Task prompt :: Give only the number of lines that hold the word "Evolution".
------------
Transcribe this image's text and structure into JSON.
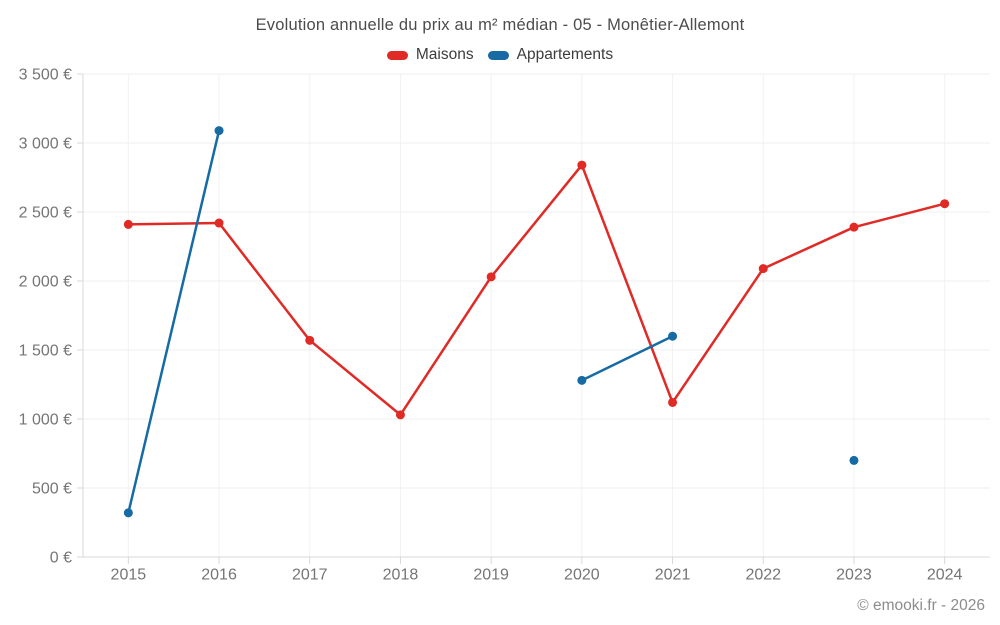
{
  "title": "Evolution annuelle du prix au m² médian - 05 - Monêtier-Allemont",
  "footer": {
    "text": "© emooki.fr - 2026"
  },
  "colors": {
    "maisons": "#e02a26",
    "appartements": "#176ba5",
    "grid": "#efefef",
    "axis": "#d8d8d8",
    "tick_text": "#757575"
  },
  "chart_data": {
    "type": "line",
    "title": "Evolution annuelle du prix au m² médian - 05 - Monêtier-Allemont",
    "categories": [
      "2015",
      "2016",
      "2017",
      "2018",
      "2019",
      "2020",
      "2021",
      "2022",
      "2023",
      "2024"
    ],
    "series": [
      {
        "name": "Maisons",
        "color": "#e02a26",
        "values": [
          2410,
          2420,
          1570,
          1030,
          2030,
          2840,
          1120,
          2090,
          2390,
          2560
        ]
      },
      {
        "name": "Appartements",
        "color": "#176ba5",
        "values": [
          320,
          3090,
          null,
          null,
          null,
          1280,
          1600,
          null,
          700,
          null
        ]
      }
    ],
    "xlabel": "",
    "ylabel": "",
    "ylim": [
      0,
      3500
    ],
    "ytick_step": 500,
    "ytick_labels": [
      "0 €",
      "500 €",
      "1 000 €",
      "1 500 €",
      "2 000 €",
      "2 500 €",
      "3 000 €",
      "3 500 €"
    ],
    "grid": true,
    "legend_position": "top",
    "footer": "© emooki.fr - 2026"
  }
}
------------
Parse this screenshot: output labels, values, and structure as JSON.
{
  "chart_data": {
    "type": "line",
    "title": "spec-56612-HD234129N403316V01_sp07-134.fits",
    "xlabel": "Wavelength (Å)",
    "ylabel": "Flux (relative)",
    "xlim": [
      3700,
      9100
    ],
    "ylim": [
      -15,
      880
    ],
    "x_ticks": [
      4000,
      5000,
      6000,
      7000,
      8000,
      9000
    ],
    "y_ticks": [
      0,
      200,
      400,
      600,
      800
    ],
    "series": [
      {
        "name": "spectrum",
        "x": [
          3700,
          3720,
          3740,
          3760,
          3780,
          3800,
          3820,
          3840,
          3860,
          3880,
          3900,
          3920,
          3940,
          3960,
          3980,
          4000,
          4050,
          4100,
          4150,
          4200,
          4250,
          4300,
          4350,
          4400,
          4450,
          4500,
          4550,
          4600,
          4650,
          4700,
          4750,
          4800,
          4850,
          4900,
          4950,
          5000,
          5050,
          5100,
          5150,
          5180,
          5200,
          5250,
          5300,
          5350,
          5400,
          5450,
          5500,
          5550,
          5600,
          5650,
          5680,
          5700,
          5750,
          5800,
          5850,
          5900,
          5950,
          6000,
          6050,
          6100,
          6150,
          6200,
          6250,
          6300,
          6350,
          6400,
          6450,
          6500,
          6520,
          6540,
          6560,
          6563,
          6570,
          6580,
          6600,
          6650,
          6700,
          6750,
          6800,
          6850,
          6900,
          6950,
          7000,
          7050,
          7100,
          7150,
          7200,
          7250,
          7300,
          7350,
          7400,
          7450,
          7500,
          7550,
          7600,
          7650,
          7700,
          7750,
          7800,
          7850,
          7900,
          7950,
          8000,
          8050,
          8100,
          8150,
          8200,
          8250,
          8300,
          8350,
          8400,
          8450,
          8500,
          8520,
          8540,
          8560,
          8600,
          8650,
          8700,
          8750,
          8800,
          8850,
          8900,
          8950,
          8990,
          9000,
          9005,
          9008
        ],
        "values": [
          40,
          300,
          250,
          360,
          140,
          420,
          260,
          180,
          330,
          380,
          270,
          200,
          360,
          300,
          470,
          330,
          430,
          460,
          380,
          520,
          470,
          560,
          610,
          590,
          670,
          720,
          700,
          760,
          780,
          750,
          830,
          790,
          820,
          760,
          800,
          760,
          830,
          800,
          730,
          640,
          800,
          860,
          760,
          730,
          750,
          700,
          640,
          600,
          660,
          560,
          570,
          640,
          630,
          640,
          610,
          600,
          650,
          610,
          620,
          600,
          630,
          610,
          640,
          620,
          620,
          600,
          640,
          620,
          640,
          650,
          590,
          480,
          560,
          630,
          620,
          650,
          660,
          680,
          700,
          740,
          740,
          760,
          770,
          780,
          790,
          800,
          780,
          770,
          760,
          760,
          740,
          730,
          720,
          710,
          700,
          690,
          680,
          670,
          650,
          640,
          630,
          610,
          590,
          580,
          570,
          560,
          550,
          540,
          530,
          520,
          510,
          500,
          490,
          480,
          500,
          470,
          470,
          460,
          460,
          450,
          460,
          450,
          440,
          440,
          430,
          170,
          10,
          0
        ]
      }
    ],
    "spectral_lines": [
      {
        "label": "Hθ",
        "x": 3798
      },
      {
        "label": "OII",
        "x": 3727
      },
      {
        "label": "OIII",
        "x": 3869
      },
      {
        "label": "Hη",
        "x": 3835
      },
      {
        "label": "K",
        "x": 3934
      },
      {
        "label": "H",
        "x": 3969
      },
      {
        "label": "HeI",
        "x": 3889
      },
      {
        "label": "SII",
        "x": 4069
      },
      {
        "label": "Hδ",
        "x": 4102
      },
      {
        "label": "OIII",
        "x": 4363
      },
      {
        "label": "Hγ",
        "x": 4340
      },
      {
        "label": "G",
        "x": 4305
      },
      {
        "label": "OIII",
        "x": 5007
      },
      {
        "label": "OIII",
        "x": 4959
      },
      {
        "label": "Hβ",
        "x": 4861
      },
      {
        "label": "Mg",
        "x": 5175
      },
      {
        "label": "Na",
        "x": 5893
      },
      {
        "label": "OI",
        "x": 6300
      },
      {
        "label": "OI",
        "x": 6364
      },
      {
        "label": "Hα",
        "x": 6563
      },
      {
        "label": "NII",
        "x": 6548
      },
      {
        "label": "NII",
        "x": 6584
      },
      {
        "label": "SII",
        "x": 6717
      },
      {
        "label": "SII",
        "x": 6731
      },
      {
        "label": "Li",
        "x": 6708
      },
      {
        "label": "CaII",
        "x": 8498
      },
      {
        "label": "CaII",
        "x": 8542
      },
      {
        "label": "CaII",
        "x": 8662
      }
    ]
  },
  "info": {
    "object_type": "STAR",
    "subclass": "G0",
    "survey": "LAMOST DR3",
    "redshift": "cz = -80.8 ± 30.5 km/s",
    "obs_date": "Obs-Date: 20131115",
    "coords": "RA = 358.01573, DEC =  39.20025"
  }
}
------------
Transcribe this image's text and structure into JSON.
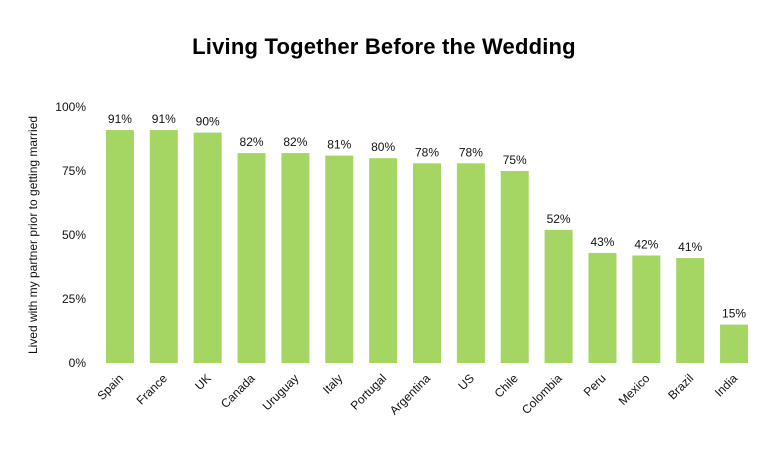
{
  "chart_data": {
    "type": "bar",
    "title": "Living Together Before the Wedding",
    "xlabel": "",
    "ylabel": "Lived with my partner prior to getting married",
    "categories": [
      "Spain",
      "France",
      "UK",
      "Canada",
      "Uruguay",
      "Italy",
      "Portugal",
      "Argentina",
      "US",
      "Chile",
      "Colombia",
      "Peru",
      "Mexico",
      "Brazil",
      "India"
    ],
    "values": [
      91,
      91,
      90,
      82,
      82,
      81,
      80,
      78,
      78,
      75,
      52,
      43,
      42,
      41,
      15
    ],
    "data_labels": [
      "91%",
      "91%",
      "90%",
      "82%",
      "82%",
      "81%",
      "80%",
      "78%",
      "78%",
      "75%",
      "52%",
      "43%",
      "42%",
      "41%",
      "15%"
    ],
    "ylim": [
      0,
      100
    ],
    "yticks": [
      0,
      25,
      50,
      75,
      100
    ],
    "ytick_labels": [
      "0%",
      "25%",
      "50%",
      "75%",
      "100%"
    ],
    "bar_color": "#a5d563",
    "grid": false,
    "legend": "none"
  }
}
------------
Solution to this exercise :: 2